AIM:
How many of the lines below hold the word "Charmante"? Answer only with the number.

****************

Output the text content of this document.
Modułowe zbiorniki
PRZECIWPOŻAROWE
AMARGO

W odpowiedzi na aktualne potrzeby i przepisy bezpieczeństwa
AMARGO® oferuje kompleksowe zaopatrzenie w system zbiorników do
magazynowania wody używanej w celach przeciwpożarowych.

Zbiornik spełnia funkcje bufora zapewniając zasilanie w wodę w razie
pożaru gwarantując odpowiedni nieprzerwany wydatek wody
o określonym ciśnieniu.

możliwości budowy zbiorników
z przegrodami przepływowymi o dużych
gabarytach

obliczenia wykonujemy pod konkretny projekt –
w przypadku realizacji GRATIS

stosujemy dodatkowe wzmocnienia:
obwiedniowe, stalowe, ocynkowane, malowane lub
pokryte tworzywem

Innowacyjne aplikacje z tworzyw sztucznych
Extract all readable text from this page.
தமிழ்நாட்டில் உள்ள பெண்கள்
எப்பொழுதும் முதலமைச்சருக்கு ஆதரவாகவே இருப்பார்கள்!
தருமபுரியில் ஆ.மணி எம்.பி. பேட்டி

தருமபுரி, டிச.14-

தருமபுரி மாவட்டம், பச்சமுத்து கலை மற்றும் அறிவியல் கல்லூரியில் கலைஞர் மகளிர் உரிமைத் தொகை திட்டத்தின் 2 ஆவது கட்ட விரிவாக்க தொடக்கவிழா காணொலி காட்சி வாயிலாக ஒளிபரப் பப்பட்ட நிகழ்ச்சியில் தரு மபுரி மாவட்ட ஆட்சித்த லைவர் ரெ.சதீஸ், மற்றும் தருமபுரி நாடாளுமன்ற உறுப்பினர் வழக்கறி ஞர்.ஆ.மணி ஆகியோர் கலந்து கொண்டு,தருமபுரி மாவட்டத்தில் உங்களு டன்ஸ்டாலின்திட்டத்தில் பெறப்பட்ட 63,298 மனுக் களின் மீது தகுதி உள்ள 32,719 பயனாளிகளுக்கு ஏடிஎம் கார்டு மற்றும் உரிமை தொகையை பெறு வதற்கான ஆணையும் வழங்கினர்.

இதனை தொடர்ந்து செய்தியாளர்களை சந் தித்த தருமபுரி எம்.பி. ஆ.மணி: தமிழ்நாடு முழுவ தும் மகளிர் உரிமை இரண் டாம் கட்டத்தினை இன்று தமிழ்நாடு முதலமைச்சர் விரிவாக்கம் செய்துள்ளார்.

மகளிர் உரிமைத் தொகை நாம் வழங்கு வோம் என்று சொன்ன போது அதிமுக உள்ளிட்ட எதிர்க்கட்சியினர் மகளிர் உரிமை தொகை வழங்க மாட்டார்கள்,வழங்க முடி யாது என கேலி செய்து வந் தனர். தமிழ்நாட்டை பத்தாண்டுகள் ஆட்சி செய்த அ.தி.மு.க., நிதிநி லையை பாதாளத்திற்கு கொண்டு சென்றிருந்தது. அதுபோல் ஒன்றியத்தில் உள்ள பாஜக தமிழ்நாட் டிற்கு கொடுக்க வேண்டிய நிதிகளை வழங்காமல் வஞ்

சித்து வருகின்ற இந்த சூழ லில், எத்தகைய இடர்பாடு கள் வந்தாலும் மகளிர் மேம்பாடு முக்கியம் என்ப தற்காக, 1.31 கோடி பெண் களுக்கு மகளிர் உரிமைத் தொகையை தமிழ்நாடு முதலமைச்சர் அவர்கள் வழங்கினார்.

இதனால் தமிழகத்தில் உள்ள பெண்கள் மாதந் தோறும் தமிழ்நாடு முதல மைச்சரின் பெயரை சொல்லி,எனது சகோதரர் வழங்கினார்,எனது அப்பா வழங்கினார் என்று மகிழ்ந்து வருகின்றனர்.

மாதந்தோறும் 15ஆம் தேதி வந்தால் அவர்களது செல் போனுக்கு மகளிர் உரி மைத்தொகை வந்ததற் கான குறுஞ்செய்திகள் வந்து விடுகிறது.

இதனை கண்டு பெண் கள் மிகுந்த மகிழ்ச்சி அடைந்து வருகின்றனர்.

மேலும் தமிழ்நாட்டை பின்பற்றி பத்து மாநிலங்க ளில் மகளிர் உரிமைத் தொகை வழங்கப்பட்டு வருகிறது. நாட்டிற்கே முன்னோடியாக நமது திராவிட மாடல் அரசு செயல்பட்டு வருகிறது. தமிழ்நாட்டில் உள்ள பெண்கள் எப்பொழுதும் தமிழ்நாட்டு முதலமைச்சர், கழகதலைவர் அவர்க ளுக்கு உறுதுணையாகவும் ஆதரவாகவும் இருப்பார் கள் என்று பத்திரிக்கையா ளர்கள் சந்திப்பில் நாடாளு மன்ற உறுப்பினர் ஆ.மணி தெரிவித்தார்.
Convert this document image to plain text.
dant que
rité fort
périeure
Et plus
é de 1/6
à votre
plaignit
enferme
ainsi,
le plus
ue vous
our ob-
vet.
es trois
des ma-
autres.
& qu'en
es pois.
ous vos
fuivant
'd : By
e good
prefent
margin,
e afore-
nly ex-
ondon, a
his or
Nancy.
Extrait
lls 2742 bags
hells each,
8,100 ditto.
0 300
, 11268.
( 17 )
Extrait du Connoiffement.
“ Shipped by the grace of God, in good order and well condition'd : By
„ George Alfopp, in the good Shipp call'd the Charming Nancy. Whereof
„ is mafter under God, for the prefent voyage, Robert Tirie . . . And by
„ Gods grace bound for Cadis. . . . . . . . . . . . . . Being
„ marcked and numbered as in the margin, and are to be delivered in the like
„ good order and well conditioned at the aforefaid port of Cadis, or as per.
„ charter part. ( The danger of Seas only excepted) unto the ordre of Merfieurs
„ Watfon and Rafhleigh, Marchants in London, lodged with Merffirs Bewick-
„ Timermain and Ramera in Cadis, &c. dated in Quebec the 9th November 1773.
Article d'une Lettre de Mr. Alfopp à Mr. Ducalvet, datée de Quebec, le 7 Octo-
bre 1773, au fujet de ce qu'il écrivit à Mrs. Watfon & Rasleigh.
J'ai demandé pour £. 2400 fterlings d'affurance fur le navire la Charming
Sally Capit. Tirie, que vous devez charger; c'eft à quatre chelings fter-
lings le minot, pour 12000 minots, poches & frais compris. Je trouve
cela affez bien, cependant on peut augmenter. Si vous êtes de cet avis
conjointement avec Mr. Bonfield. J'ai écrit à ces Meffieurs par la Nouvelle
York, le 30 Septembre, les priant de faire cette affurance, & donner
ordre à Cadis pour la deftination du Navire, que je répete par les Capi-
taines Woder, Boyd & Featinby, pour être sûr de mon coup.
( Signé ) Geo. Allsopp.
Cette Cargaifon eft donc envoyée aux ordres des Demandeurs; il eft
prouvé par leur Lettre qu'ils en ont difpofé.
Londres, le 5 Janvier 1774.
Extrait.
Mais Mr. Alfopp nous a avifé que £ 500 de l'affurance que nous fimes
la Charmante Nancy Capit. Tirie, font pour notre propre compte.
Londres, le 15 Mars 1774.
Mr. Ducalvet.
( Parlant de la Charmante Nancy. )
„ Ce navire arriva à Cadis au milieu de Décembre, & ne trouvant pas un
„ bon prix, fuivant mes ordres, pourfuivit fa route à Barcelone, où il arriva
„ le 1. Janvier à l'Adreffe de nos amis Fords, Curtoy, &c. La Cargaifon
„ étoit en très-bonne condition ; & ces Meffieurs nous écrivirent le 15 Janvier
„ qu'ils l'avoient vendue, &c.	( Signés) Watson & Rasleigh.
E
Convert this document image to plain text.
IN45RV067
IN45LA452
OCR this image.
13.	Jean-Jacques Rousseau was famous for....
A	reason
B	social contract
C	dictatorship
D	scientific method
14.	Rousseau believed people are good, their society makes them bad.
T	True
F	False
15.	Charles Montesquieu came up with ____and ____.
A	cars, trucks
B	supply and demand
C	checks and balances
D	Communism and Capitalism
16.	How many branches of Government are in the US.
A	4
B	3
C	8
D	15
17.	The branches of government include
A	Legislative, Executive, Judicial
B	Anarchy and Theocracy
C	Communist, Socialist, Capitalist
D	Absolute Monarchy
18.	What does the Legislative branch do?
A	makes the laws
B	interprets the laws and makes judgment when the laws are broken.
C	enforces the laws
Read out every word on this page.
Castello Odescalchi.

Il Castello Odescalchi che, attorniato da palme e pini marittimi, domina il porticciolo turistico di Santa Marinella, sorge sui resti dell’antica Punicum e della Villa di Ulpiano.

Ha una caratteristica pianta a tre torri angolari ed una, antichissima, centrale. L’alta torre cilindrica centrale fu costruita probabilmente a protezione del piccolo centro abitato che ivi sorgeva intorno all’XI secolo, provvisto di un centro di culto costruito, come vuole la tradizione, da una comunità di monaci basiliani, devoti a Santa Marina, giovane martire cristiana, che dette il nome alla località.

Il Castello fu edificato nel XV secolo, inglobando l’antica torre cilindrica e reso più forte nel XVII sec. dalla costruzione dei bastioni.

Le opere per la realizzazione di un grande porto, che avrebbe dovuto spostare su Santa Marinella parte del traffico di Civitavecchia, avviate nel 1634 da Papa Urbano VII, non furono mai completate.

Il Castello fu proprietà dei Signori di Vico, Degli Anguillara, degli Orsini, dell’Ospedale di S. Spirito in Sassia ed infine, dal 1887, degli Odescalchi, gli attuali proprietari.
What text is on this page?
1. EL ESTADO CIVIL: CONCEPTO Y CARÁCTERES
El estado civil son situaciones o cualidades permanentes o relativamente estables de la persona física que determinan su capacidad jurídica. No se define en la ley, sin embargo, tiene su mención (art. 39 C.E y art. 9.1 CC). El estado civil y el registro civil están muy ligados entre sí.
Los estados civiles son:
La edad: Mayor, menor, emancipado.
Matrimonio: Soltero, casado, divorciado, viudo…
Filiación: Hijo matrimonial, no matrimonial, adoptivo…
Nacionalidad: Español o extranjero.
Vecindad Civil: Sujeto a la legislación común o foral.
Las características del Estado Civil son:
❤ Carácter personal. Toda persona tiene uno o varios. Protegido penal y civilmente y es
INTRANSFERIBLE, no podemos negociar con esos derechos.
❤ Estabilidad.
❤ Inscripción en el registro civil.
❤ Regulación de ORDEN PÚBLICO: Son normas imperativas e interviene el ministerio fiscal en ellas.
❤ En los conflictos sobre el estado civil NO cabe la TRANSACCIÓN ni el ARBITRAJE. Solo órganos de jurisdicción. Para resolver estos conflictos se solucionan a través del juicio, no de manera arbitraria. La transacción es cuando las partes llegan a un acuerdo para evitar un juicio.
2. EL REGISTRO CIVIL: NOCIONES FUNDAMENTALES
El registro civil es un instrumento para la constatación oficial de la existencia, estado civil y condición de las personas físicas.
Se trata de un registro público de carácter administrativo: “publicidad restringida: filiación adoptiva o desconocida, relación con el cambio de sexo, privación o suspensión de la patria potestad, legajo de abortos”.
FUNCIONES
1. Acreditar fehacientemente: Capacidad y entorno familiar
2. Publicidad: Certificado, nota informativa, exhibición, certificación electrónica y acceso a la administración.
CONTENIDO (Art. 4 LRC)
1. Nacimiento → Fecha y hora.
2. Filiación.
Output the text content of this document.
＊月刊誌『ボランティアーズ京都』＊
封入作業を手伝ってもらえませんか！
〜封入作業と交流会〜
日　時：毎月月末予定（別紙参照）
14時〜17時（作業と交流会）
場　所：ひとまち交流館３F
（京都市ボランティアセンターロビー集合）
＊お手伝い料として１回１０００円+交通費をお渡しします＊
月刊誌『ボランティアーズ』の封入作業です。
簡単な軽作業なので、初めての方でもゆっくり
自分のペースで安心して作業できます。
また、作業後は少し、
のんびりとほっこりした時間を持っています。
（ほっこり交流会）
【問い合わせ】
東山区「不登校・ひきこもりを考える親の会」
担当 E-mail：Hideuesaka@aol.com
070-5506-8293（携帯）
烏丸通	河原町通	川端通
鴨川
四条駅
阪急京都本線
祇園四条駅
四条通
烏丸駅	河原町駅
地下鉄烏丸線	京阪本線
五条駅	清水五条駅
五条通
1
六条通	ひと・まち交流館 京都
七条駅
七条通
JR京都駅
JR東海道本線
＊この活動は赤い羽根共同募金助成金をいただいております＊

****************

ANSWER FOR THE TASK:
2